— begin RECORDS FOR THE EXERCISE —

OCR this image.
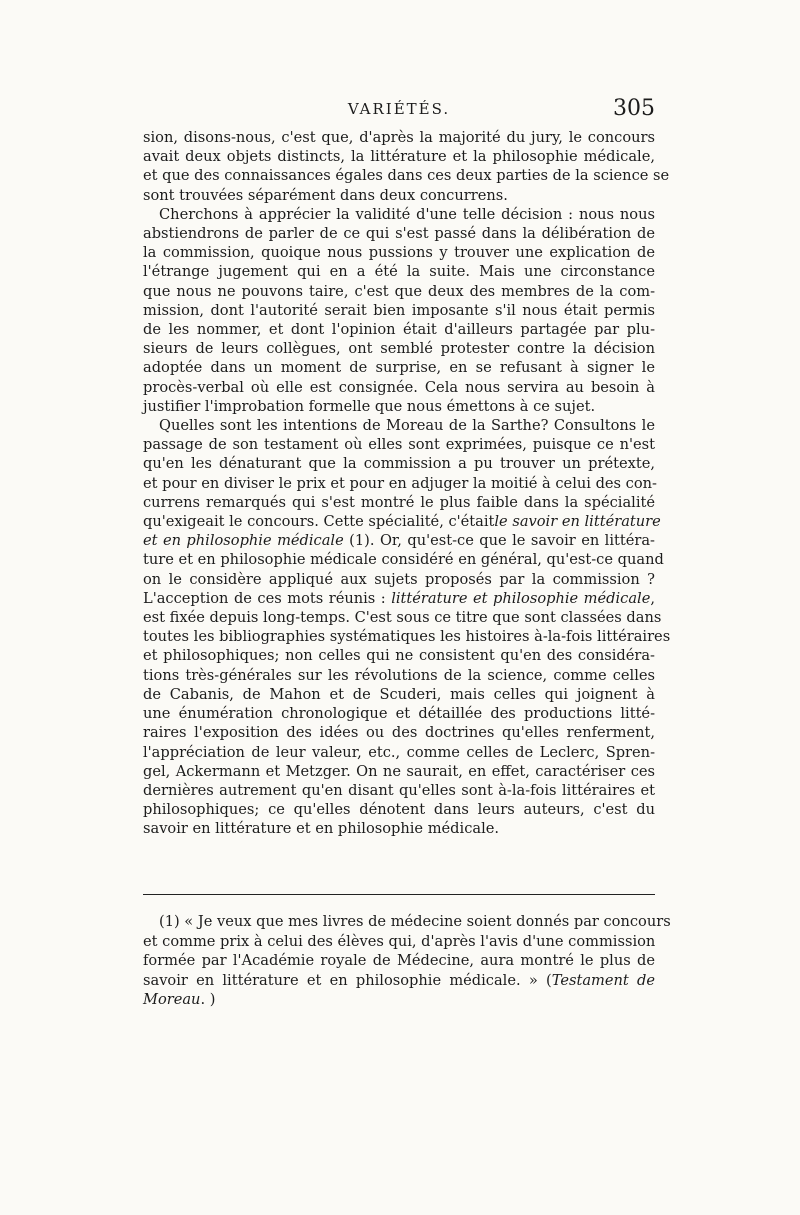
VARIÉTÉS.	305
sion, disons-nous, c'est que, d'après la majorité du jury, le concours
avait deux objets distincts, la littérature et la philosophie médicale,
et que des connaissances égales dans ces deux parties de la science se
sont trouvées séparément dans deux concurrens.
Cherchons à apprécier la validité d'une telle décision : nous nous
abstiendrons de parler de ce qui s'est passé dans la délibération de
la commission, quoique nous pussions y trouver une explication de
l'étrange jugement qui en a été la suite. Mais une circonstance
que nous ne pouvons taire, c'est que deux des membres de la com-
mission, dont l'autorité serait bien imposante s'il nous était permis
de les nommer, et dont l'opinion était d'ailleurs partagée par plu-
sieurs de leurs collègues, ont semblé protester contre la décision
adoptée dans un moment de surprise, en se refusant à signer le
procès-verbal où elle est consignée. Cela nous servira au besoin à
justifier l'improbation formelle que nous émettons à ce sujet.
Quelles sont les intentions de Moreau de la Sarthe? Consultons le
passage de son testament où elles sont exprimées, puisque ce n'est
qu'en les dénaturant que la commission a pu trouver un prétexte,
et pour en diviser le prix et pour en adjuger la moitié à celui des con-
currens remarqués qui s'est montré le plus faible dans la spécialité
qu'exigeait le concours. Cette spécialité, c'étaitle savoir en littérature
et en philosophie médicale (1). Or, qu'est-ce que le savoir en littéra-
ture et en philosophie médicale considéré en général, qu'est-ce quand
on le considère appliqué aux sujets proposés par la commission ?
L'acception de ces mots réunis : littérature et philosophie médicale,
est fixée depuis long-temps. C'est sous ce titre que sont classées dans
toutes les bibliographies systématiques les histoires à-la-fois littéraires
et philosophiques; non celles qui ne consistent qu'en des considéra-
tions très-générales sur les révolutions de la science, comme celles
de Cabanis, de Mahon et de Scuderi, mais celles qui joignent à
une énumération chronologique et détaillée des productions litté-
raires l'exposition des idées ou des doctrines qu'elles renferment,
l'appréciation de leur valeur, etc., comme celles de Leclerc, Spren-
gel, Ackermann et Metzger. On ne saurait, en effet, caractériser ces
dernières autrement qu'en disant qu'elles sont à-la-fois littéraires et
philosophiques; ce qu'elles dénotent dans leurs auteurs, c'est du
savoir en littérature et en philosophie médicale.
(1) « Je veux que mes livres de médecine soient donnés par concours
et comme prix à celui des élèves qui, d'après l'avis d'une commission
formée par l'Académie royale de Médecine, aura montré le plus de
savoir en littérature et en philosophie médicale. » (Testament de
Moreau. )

— end RECORDS FOR THE EXERCISE —

GIVEN REQUEST:
Where a line in the entries holds the word "philosophiques", copy that line.

THE OUTPUT:
et philosophiques; non celles qui ne consistent qu'en des considéra-
philosophiques; ce qu'elles dénotent dans leurs auteurs, c'est du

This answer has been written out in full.